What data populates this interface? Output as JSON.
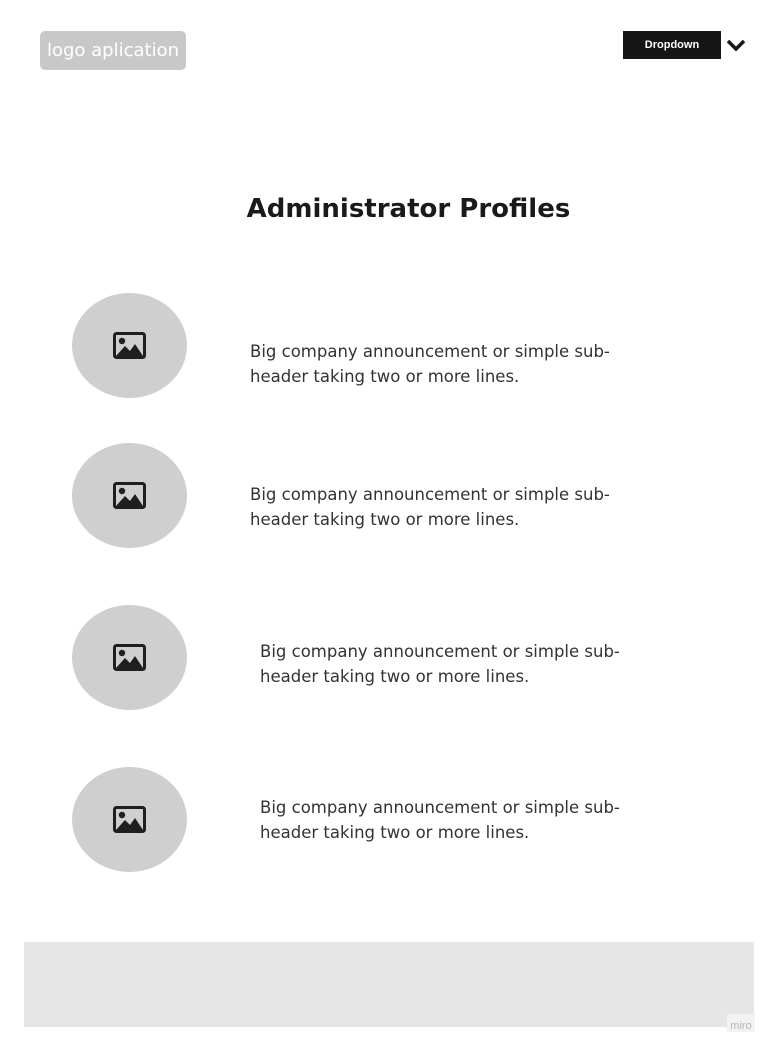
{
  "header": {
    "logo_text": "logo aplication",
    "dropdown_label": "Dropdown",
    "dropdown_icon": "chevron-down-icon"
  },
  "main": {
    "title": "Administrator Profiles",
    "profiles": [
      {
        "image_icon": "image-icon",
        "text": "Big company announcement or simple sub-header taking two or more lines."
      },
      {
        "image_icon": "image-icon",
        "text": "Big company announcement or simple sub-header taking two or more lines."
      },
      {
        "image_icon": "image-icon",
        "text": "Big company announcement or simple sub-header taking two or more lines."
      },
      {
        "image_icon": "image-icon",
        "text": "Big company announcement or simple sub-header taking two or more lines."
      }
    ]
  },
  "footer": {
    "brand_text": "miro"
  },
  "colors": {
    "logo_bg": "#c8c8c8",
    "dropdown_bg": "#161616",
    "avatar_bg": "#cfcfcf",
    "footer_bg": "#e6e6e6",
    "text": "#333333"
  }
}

To do: Copy the listing word for word, excluding its pictures.

Exercise response:
What data populates this interface? Output as JSON.
{
  "header": {
    "logo_text": "logo aplication",
    "dropdown_label": "Dropdown",
    "dropdown_icon": "chevron-down-icon"
  },
  "main": {
    "title": "Administrator Profiles",
    "profiles": [
      {
        "image_icon": "image-icon",
        "text": "Big company announcement or simple sub-header taking two or more lines."
      },
      {
        "image_icon": "image-icon",
        "text": "Big company announcement or simple sub-header taking two or more lines."
      },
      {
        "image_icon": "image-icon",
        "text": "Big company announcement or simple sub-header taking two or more lines."
      },
      {
        "image_icon": "image-icon",
        "text": "Big company announcement or simple sub-header taking two or more lines."
      }
    ]
  },
  "footer": {
    "brand_text": "miro"
  },
  "colors": {
    "logo_bg": "#c8c8c8",
    "dropdown_bg": "#161616",
    "avatar_bg": "#cfcfcf",
    "footer_bg": "#e6e6e6",
    "text": "#333333"
  }
}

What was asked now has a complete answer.